Say that five times fast.

Attendees at the Extreme Solar Systems II conference, held from September 11-17 at the extreme Grand Teton National Park, discussed the ultimate fate of Earth and, by implication, the ultimate fates of rocky inner planets across the universe.

In astronomy, we can do two things

  1. Observe the systems that we can observe and, from those observations, draw conclusions about similar systems and draw conclusions about what these systems used to be like and what they will be like the future. The classic analogy goes a little something like, "Imagine that an alien came to Earth" (not going to happen, but I'll continue) "and took pictures of humans and then took them back to Planet X. They would be able to classify humans into a few groups: babies, teenagers, adults, and old people. They might ask, 'Are these separate species, or different stages of the same animal? If the same animal, does the animal grow shorter as it ages, or taller?' etc. Astronomers do the same thing with populations of stars. Since, even over many lifetimes, we're really only getting a snapshot of an object's whole lifetime, we can't observe how that life progresses. We have only the images we take back to our home planet; we must connect the dots between them ourselves. So we try to look at old and young (and more massive and less massive, etc.) systems of the same type, to discover what they look like at different stages of their lives, and how they move between these stages.
  2. Take the information we know about a system--based on our observations of existing systems--and the physical laws (E=McSquared, F=ma) to which the system is subject and use the combination to make a simulation. A simulation shows all the in-between times--it provides the line between the dots. It can also provide a line beyond the dots, to see how systems will look in the distant future, or a line behind the dots, to show the baby system.

[Element boundary items]

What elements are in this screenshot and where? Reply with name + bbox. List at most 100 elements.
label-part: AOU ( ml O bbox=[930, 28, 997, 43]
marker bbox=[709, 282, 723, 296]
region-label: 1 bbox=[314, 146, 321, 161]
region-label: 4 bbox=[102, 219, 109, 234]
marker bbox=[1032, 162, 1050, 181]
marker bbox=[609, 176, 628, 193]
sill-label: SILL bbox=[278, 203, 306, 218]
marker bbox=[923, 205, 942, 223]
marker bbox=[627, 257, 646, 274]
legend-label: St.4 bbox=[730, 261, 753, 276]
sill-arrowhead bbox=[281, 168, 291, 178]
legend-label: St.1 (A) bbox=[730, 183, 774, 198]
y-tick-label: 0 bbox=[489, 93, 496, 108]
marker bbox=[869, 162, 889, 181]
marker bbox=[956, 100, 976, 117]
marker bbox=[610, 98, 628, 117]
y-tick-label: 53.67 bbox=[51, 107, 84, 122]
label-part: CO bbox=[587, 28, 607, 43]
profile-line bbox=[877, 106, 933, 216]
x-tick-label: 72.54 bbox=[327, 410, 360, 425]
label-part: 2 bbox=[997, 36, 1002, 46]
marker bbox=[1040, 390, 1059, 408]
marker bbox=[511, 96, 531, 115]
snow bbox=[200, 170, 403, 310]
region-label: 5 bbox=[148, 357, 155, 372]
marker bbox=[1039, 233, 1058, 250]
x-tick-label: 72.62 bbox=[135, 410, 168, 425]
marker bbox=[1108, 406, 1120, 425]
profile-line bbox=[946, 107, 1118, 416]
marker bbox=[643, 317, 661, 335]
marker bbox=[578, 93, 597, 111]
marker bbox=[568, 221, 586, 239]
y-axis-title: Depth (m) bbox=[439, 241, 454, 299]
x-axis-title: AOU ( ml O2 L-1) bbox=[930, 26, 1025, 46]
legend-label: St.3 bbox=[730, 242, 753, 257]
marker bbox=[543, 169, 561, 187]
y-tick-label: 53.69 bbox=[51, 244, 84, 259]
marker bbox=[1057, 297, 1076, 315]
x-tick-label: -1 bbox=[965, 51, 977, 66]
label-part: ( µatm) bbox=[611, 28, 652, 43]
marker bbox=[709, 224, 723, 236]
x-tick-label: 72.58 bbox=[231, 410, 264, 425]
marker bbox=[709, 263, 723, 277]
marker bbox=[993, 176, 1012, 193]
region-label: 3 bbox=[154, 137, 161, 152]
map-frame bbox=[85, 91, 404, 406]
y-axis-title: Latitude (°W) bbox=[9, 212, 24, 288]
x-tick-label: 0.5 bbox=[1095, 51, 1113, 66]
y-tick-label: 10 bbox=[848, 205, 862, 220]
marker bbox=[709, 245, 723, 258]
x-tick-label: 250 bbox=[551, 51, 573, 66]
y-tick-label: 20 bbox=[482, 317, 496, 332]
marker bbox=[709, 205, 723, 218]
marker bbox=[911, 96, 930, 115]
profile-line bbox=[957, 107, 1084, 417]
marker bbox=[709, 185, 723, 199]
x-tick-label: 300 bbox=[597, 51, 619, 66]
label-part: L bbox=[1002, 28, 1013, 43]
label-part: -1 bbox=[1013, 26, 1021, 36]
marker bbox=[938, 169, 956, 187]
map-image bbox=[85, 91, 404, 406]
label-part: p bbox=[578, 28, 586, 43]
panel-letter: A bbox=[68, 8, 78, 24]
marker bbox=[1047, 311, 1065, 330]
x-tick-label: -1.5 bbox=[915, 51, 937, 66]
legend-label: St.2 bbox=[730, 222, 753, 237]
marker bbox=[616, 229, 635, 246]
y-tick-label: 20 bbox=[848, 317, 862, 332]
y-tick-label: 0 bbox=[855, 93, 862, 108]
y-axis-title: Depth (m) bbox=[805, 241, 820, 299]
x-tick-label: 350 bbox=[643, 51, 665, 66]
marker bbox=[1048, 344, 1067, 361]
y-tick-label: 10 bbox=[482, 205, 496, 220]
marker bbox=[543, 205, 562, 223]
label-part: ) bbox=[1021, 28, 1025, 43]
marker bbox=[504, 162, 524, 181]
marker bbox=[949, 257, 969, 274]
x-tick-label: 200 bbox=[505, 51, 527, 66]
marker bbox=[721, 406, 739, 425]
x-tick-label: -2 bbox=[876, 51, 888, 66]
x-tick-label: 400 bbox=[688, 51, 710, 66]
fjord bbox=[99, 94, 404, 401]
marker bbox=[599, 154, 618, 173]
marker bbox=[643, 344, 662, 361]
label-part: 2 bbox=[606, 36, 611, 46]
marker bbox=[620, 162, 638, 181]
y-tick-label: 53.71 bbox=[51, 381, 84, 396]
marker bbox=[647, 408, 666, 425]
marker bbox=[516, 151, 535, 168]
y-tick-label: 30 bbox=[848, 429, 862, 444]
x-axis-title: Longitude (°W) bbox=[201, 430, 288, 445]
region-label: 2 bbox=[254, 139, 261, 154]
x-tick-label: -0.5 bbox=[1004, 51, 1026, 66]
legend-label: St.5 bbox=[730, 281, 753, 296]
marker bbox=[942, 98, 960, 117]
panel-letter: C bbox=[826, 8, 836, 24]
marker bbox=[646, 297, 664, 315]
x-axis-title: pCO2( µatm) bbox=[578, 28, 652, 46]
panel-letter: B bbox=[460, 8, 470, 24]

#### [AIM OF THE EXERCISE]
Edit the astronomy passage from the words "Attendees at the" through "across the universe.", replacing "conference" with "meeting".

#### [RESULT OF THIS EXERCISE]
Attendees at the Extreme Solar Systems II meeting, held from September 11-17 at the extreme Grand Teton National Park, discussed the ultimate fate of Earth and, by implication, the ultimate fates of rocky inner planets across the universe.